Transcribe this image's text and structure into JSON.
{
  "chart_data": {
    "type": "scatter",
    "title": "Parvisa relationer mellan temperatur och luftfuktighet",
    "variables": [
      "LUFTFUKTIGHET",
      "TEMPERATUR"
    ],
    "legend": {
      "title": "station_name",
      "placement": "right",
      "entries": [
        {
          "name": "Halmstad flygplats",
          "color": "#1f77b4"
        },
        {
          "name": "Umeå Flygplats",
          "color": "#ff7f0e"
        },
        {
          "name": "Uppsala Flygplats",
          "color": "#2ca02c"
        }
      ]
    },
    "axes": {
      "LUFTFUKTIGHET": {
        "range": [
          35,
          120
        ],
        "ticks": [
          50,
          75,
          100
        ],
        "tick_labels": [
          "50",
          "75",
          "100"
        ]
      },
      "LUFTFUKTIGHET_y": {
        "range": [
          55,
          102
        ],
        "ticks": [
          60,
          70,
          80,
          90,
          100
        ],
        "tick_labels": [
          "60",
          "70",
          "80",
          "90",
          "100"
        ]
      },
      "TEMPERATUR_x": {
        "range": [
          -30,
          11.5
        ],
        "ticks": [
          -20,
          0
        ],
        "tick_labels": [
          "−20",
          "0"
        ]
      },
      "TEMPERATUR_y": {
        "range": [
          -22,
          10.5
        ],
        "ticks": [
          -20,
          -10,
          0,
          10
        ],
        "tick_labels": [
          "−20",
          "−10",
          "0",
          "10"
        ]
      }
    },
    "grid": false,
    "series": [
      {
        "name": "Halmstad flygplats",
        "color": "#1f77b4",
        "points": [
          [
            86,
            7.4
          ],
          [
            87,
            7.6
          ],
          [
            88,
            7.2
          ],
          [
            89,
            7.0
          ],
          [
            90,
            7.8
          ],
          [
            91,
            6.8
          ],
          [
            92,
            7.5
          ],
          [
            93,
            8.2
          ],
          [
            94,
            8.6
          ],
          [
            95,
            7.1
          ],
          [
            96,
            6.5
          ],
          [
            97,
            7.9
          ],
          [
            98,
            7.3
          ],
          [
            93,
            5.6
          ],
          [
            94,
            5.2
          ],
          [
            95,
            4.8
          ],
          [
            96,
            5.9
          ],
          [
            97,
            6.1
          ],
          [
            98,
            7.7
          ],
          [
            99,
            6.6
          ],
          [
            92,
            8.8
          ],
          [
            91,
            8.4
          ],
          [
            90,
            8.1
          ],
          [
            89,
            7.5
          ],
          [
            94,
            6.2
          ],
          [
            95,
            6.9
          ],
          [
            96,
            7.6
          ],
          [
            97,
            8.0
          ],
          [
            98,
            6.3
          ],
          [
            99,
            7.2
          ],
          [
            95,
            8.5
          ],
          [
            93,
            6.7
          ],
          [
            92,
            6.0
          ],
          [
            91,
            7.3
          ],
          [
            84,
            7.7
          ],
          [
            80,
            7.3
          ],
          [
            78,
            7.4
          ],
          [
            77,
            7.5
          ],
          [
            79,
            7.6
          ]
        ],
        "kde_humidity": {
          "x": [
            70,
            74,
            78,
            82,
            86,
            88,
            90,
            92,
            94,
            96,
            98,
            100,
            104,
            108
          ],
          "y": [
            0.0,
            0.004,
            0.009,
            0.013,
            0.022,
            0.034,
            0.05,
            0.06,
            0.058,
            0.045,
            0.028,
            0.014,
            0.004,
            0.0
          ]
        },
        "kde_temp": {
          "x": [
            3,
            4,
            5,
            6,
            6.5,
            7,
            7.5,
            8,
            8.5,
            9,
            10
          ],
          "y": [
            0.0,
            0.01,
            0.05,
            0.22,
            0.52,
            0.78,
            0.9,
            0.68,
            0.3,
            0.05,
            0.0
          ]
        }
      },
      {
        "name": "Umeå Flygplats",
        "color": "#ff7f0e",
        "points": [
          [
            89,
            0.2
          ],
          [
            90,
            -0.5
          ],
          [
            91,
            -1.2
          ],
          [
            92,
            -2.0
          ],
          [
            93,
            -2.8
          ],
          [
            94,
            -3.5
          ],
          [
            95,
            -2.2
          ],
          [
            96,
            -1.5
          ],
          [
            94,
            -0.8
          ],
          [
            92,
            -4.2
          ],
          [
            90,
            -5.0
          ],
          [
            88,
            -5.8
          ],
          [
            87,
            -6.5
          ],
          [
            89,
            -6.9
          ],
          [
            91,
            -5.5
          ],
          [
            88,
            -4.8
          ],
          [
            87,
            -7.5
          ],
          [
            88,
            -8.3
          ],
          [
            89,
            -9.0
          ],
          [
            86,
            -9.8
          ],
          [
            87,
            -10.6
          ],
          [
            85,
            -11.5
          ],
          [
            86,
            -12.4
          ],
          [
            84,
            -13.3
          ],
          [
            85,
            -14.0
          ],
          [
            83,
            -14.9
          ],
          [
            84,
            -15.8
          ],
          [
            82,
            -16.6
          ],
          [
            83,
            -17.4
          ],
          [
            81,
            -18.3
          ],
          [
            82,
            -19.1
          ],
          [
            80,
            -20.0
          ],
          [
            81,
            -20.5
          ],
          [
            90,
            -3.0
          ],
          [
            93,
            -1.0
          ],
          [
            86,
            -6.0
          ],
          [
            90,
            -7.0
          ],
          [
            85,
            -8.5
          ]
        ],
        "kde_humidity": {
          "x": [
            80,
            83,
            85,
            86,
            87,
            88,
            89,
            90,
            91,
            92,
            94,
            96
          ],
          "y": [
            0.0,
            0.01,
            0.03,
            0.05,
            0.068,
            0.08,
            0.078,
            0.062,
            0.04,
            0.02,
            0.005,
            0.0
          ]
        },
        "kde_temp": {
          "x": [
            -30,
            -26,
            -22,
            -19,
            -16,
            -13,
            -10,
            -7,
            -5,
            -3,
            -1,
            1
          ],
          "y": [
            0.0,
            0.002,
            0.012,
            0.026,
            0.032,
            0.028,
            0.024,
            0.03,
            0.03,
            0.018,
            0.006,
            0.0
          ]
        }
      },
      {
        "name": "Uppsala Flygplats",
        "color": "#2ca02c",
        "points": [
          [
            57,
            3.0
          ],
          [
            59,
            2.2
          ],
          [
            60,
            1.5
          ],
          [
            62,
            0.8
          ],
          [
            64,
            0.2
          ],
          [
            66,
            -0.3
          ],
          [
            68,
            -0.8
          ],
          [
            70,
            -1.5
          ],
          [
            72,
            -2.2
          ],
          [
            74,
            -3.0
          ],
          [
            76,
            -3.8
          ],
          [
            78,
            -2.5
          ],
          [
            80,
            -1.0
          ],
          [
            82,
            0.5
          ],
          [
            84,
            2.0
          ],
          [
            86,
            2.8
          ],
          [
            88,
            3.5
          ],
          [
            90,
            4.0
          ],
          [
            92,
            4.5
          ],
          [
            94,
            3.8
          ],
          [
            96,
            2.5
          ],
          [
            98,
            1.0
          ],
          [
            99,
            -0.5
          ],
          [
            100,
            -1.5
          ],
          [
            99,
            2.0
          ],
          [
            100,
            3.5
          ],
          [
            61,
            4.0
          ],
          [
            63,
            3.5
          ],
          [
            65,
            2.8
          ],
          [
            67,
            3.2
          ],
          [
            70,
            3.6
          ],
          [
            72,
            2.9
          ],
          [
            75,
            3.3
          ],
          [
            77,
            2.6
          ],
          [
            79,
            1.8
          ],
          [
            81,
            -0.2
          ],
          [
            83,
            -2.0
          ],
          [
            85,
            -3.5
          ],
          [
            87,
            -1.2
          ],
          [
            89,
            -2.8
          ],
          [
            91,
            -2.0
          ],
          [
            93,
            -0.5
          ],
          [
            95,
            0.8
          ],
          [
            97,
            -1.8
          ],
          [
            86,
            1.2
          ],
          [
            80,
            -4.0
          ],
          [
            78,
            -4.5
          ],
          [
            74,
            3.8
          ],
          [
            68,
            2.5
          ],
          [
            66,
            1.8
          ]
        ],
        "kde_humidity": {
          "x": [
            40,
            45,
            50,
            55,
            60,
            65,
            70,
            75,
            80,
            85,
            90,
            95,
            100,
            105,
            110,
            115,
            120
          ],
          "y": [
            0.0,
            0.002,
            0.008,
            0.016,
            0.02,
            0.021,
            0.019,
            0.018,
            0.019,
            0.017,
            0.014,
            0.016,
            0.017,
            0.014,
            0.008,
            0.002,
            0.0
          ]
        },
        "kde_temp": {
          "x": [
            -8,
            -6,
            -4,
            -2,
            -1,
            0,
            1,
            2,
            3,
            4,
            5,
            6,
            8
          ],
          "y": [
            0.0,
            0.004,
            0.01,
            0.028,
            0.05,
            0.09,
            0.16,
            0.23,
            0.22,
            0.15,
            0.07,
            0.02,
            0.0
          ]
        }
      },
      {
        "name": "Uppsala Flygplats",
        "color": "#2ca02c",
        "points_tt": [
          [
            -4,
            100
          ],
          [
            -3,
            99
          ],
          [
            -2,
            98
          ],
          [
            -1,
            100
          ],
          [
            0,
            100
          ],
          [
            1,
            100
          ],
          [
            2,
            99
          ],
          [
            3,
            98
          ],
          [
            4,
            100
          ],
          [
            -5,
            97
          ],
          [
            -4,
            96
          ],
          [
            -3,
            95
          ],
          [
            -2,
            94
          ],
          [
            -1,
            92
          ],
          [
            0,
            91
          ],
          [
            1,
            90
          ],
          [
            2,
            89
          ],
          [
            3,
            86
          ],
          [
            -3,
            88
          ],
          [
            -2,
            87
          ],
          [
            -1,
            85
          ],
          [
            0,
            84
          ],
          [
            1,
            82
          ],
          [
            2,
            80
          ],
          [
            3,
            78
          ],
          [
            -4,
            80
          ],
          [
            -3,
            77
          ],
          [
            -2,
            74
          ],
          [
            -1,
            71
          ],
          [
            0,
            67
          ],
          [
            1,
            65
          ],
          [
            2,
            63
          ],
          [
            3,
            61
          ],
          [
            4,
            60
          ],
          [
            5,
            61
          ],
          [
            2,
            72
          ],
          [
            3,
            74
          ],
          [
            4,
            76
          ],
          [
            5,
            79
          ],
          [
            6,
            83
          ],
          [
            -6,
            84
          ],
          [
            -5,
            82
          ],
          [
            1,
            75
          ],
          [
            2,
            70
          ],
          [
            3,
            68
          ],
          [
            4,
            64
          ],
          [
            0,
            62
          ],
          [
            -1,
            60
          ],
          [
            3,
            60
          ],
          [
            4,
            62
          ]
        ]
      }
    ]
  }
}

DO THIS -> In the lines above, locate the string "title". Copy every line where it occurs.

CORRECT RESPONSE ->
    "title": "Parvisa relationer mellan temperatur och luftfuktighet",
      "title": "station_name",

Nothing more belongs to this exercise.